* **What is expected**:
Separate out the lines that hold "Verità".

* **Records for the exercise**:
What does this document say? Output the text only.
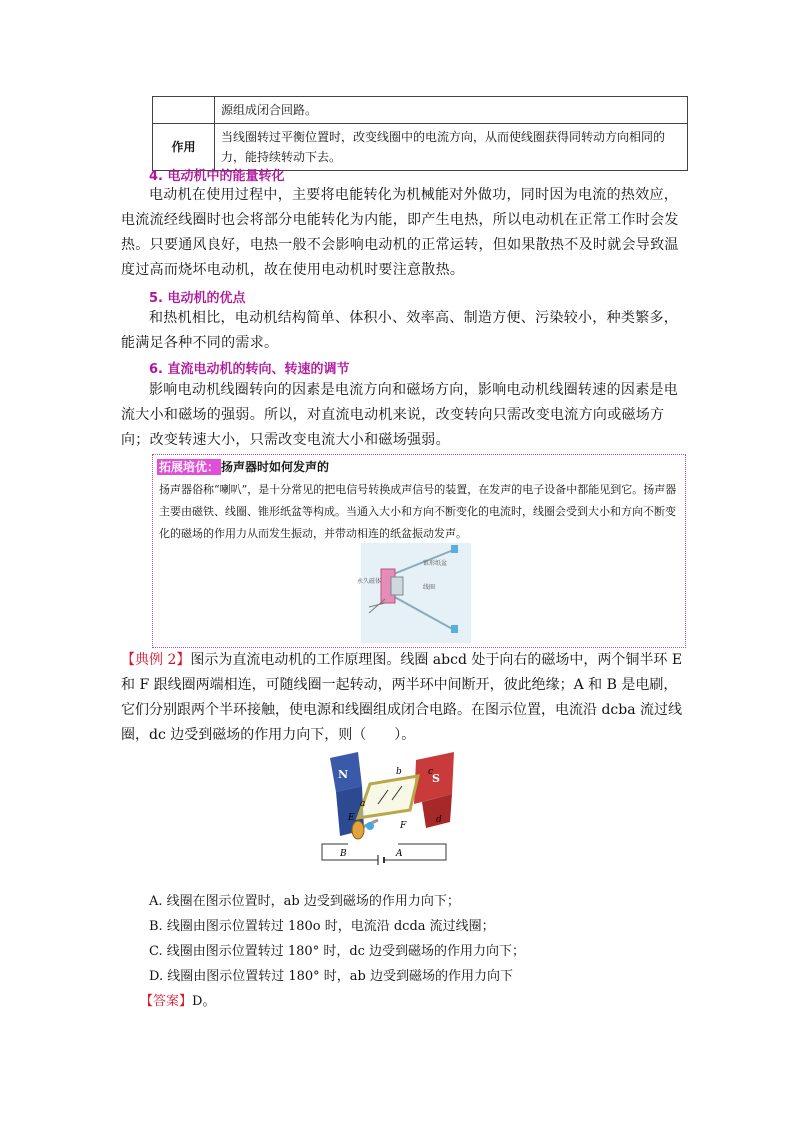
	源组成闭合回路。
作用	当线圈转过平衡位置时，改变线圈中的电流方向，从而使线圈获得同转动方向相同的力，能持续转动下去。
4. 电动机中的能量转化
电动机在使用过程中，主要将电能转化为机械能对外做功，同时因为电流的热效应，电流流经线圈时也会将部分电能转化为内能，即产生电热，所以电动机在正常工作时会发热。只要通风良好，电热一般不会影响电动机的正常运转，但如果散热不及时就会导致温度过高而烧坏电动机，故在使用电动机时要注意散热。
5. 电动机的优点
和热机相比，电动机结构简单、体积小、效率高、制造方便、污染较小，种类繁多，能满足各种不同的需求。
6. 直流电动机的转向、转速的调节
影响电动机线圈转向的因素是电流方向和磁场方向，影响电动机线圈转速的因素是电流大小和磁场的强弱。所以，对直流电动机来说，改变转向只需改变电流方向或磁场方向；改变转速大小，只需改变电流大小和磁场强弱。
拓展培优： 扬声器时如何发声的
扬声器俗称“喇叭”，是十分常见的把电信号转换成声信号的装置，在发声的电子设备中都能见到它。扬声器主要由磁铁、线圈、锥形纸盆等构成。当通入大小和方向不断变化的电流时，线圈会受到大小和方向不断变化的磁场的作用力从而发生振动，并带动相连的纸盆振动发声。
永久磁体
锥形纸盆
线圈
【典例 2】图示为直流电动机的工作原理图。线圈 abcd 处于向右的磁场中，两个铜半环 E 和 F 跟线圈两端相连，可随线圈一起转动，两半环中间断开，彼此绝缘；A 和 B 是电刷，它们分别跟两个半环接触，使电源和线圈组成闭合电路。在图示位置，电流沿 dcba 流过线圈，dc 边受到磁场的作用力向下，则（　　）。
N	S
b	c
a
d
E
F
B	A
A. 线圈在图示位置时，ab 边受到磁场的作用力向下；
B. 线圈由图示位置转过 180o 时，电流沿 dcda 流过线圈；
C. 线圈由图示位置转过 180° 时，dc 边受到磁场的作用力向下；
D. 线圈由图示位置转过 180° 时，ab 边受到磁场的作用力向下
【答案】D。
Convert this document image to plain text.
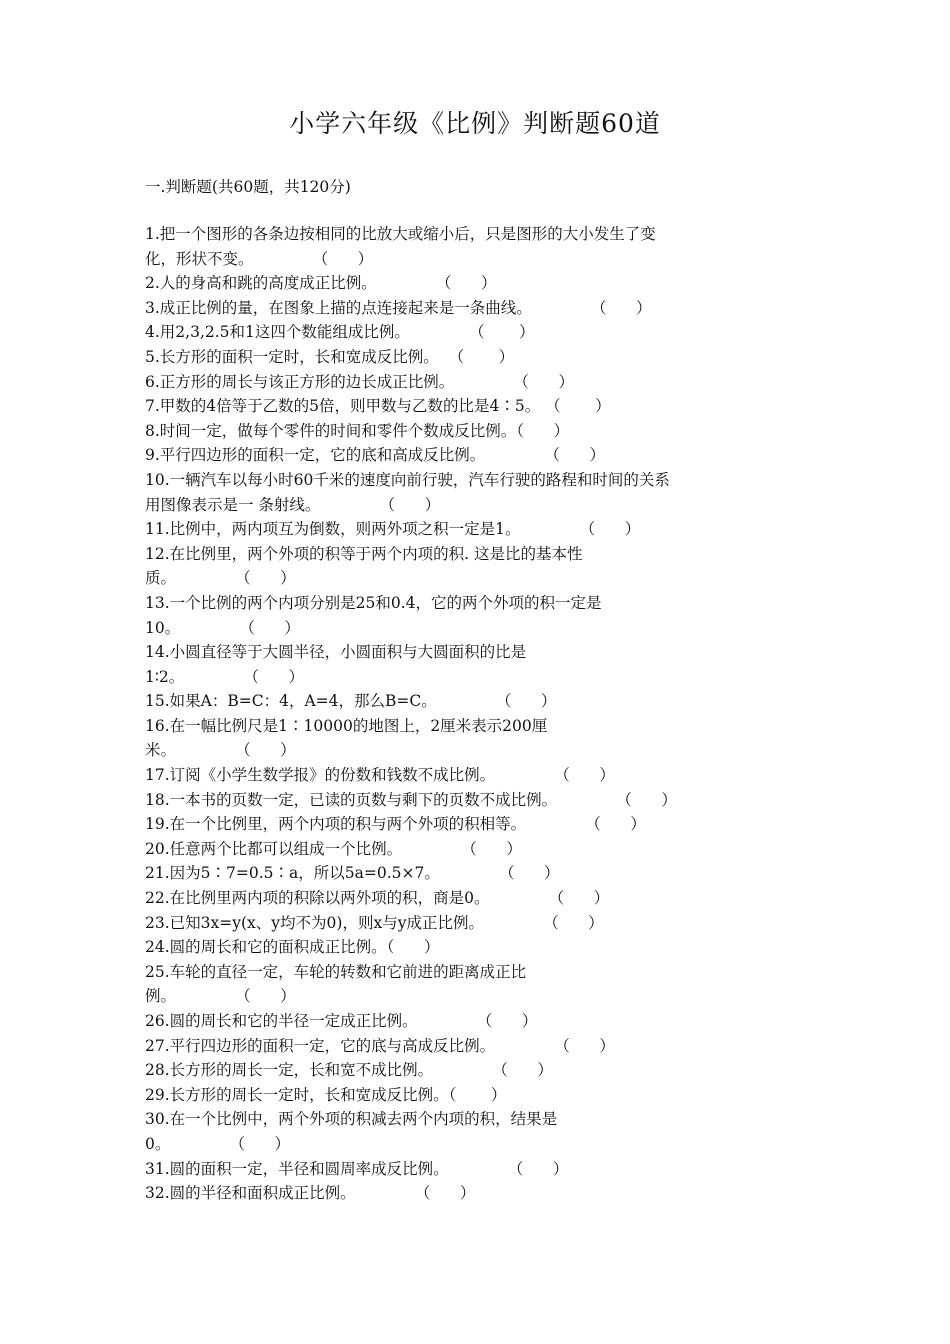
小学六年级《比例》判断题60道
一.判断题(共60题，共120分)
1.把一个图形的各条边按相同的比放大或缩小后，只是图形的大小发生了变
化，形状不变。            （      ）
2.人的身高和跳的高度成正比例。            （      ）
3.成正比例的量，在图象上描的点连接起来是一条曲线。            （      ）
4.用2,3,2.5和1这四个数能组成比例。            （       ）
5.长方形的面积一定时，长和宽成反比例。  （       ）
6.正方形的周长与该正方形的边长成正比例。            （      ）
7.甲数的4倍等于乙数的5倍，则甲数与乙数的比是4∶5。 （       ）
8.时间一定，做每个零件的时间和零件个数成反比例。（      ）
9.平行四边形的面积一定，它的底和高成反比例。            （      ）
10.一辆汽车以每小时60千米的速度向前行驶，汽车行驶的路程和时间的关系
用图像表示是一 条射线。            （      ）
11.比例中，两内项互为倒数，则两外项之积一定是1。            （      ）
12.在比例里，两个外项的积等于两个内项的积. 这是比的基本性
质。            （      ）
13.一个比例的两个内项分别是25和0.4，它的两个外项的积一定是
10。            （      ）
14.小圆直径等于大圆半径，小圆面积与大圆面积的比是
1∶2。            （      ）
15.如果A：B=C：4，A=4，那么B=C。            （      ）
16.在一幅比例尺是1∶10000的地图上，2厘米表示200厘
米。            （      ）
17.订阅《小学生数学报》的份数和钱数不成比例。            （      ）
18.一本书的页数一定，已读的页数与剩下的页数不成比例。            （      ）
19.在一个比例里，两个内项的积与两个外项的积相等。            （      ）
20.任意两个比都可以组成一个比例。            （      ）
21.因为5∶7=0.5∶a，所以5a=0.5×7。            （      ）
22.在比例里两内项的积除以两外项的积，商是0。            （      ）
23.已知3x=y(x、y均不为0)，则x与y成正比例。            （      ）
24.圆的周长和它的面积成正比例。（      ）
25.车轮的直径一定，车轮的转数和它前进的距离成正比
例。            （      ）
26.圆的周长和它的半径一定成正比例。            （      ）
27.平行四边形的面积一定，它的底与高成反比例。            （      ）
28.长方形的周长一定，长和宽不成比例。            （      ）
29.长方形的周长一定时，长和宽成反比例。（       ）
30.在一个比例中，两个外项的积减去两个内项的积，结果是
0。            （      ）
31.圆的面积一定，半径和圆周率成反比例。            （      ）
32.圆的半径和面积成正比例。            （      ）
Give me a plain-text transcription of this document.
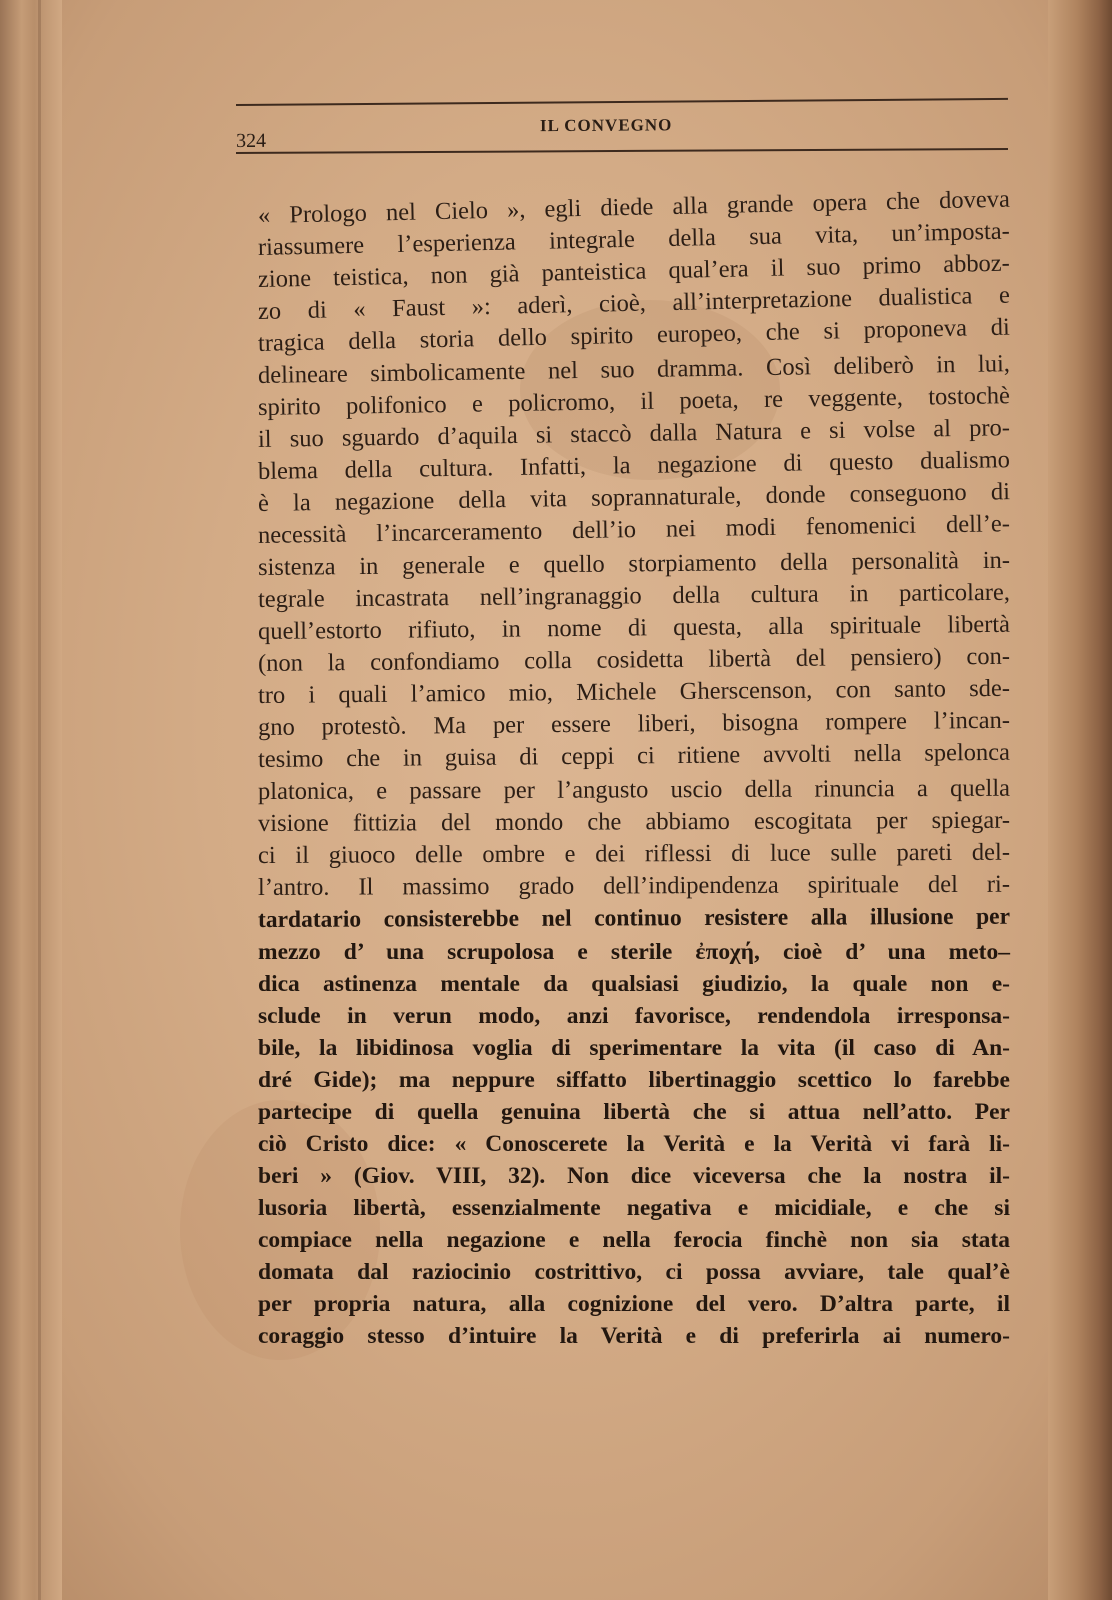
324
IL CONVEGNO
« Prologo nel Cielo », egli diede alla grande opera che doveva
riassumere l’esperienza integrale della sua vita, un’imposta-
zione teistica, non già panteistica qual’era il suo primo abboz-
zo di « Faust »: aderì, cioè, all’interpretazione dualistica e
tragica della storia dello spirito europeo, che si proponeva di
delineare simbolicamente nel suo dramma. Così deliberò in lui,
spirito polifonico e policromo, il poeta, re veggente, tostochè
il suo sguardo d’aquila si staccò dalla Natura e si volse al pro-
blema della cultura. Infatti, la negazione di questo dualismo
è la negazione della vita soprannaturale, donde conseguono di
necessità l’incarceramento dell’io nei modi fenomenici dell’e-
sistenza in generale e quello storpiamento della personalità in-
tegrale incastrata nell’ingranaggio della cultura in particolare,
quell’estorto rifiuto, in nome di questa, alla spirituale libertà
(non la confondiamo colla cosidetta libertà del pensiero) con-
tro i quali l’amico mio, Michele Gherscenson, con santo sde-
gno protestò. Ma per essere liberi, bisogna rompere l’incan-
tesimo che in guisa di ceppi ci ritiene avvolti nella spelonca
platonica, e passare per l’angusto uscio della rinuncia a quella
visione fittizia del mondo che abbiamo escogitata per spiegar-
ci il giuoco delle ombre e dei riflessi di luce sulle pareti del-
l’antro. Il massimo grado dell’indipendenza spirituale del ri-
tardatario consisterebbe nel continuo resistere alla illusione per
mezzo d’ una scrupolosa e sterile ἐποχή, cioè d’ una meto–
dica astinenza mentale da qualsiasi giudizio, la quale non e-
sclude in verun modo, anzi favorisce, rendendola irresponsa-
bile, la libidinosa voglia di sperimentare la vita (il caso di An-
dré Gide); ma neppure siffatto libertinaggio scettico lo farebbe
partecipe di quella genuina libertà che si attua nell’atto. Per
ciò Cristo dice: « Conoscerete la Verità e la Verità vi farà li-
beri » (Giov. VIII, 32). Non dice viceversa che la nostra il-
lusoria libertà, essenzialmente negativa e micidiale, e che si
compiace nella negazione e nella ferocia finchè non sia stata
domata dal raziocinio costrittivo, ci possa avviare, tale qual’è
per propria natura, alla cognizione del vero. D’altra parte, il
coraggio stesso d’intuire la Verità e di preferirla ai numero-
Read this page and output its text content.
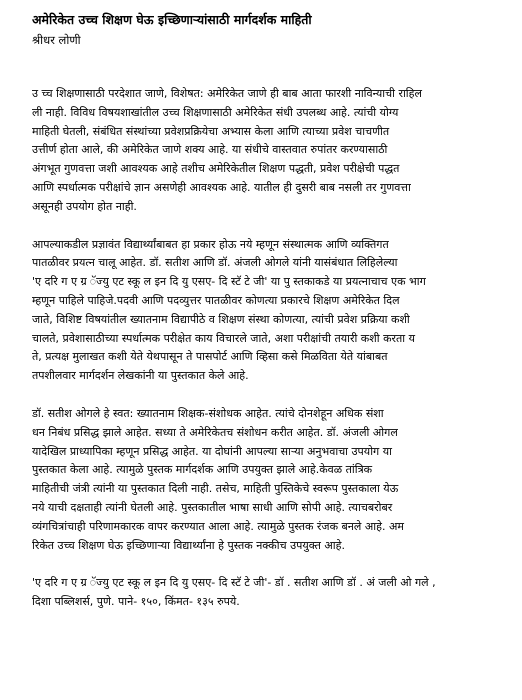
अमेरिकेत उच्च शिक्षण घेऊ इच्छिणाऱ्यांसाठी मार्गदर्शक माहिती
श्रीधर लोणी

उ च्च शिक्षणासाठी परदेशात जाणे, विशेषत: अमेरिकेत जाणे ही बाब आता फारशी नाविन्याची राहिल
ली नाही. विविध विषयशाखांतील उच्च शिक्षणासाठी अमेरिकेत संधी उपलब्ध आहे. त्यांची योग्य
माहिती घेतली, संबंधित संस्थांच्या प्रवेशप्रक्रियेचा अभ्यास केला आणि त्याच्या प्रवेश चाचणीत
उत्तीर्ण होता आले, की अमेरिकेत जाणे शक्य आहे. या संधीचे वास्तवात रुपांतर करण्यासाठी
अंगभूत गुणवत्ता जशी आवश्यक आहे तशीच अमेरिकेतील शिक्षण पद्धती, प्रवेश परीक्षेची पद्धत
आणि स्पर्धात्मक परीक्षांचे ज्ञान असणेही आवश्यक आहे. यातील ही दुसरी बाब नसली तर गुणवत्ता
असूनही उपयोग होत नाही.

आपल्याकडील प्रज्ञावंत विद्यार्थ्यांबाबत हा प्रकार होऊ नये म्हणून संस्थात्मक आणि व्यक्तिगत
पातळीवर प्रयत्न चालू आहेत. डॉ. सतीश आणि डॉ. अंजली ओगले यांनी यासंबंधात लिहिलेल्या
'ए दरि ग ए ग्र ॅज्यु एट स्कू ल इन दि यु एसए- दि स्टॅ टे जी' या पु स्तकाकडे या प्रयत्नाचाच एक भाग
म्हणून पाहिले पाहिजे.पदवी आणि पदव्युत्तर पातळीवर कोणत्या प्रकारचे शिक्षण अमेरिकेत दिल
जाते, विशिष्ट विषयांतील ख्यातनाम विद्यापीठे व शिक्षण संस्था कोणत्या, त्यांची प्रवेश प्रक्रिया कशी
चालते, प्रवेशासाठीच्या स्पर्धात्मक परीक्षेत काय विचारले जाते, अशा परीक्षांची तयारी कशी करता य
ते, प्रत्यक्ष मुलाखत कशी येते येथपासून ते पासपोर्ट आणि व्हिसा कसे मिळविता येते यांबाबत
तपशीलवार मार्गदर्शन लेखकांनी या पुस्तकात केले आहे.

डॉ. सतीश ओगले हे स्वत: ख्यातनाम शिक्षक-संशोधक आहेत. त्यांचे दोनशेहून अधिक संशा
धन निबंध प्रसिद्ध झाले आहेत. सध्या ते अमेरिकेतच संशोधन करीत आहेत. डॉ. अंजली ओगल
यादेखिल प्राध्यापिका म्हणून प्रसिद्ध आहेत. या दोघांनी आपल्या साऱ्या अनुभवाचा उपयोग या
पुस्तकात केला आहे. त्यामुळे पुस्तक मार्गदर्शक आणि उपयुक्त झाले आहे.केवळ तांत्रिक
माहितीची जंत्री त्यांनी या पुस्तकात दिली नाही. तसेच, माहिती पुस्तिकेचे स्वरूप पुस्तकाला येऊ
नये याची दक्षताही त्यांनी घेतली आहे. पुस्तकातील भाषा साधी आणि सोपी आहे. त्याचबरोबर
व्यंगचित्रांचाही परिणामकारक वापर करण्यात आला आहे. त्यामुळे पुस्तक रंजक बनले आहे. अम
रिकेत उच्च शिक्षण घेऊ इच्छिणाऱ्या विद्यार्थ्यांना हे पुस्तक नक्कीच उपयुक्त आहे.

'ए दरि ग ए ग्र ॅज्यु एट स्कू ल इन दि यु एसए- दि स्टॅ टे जी'- डॉ . सतीश आणि डॉ . अं जली ओ गले ,
दिशा पब्लिशर्स, पुणे. पाने- १५०, किंमत- १३५ रुपये.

* **The answer**:
ciò Cristo dice: « Conoscerete la Verità e la Verità vi farà li-
coraggio stesso d’intuire la Verità e di preferirla ai numero-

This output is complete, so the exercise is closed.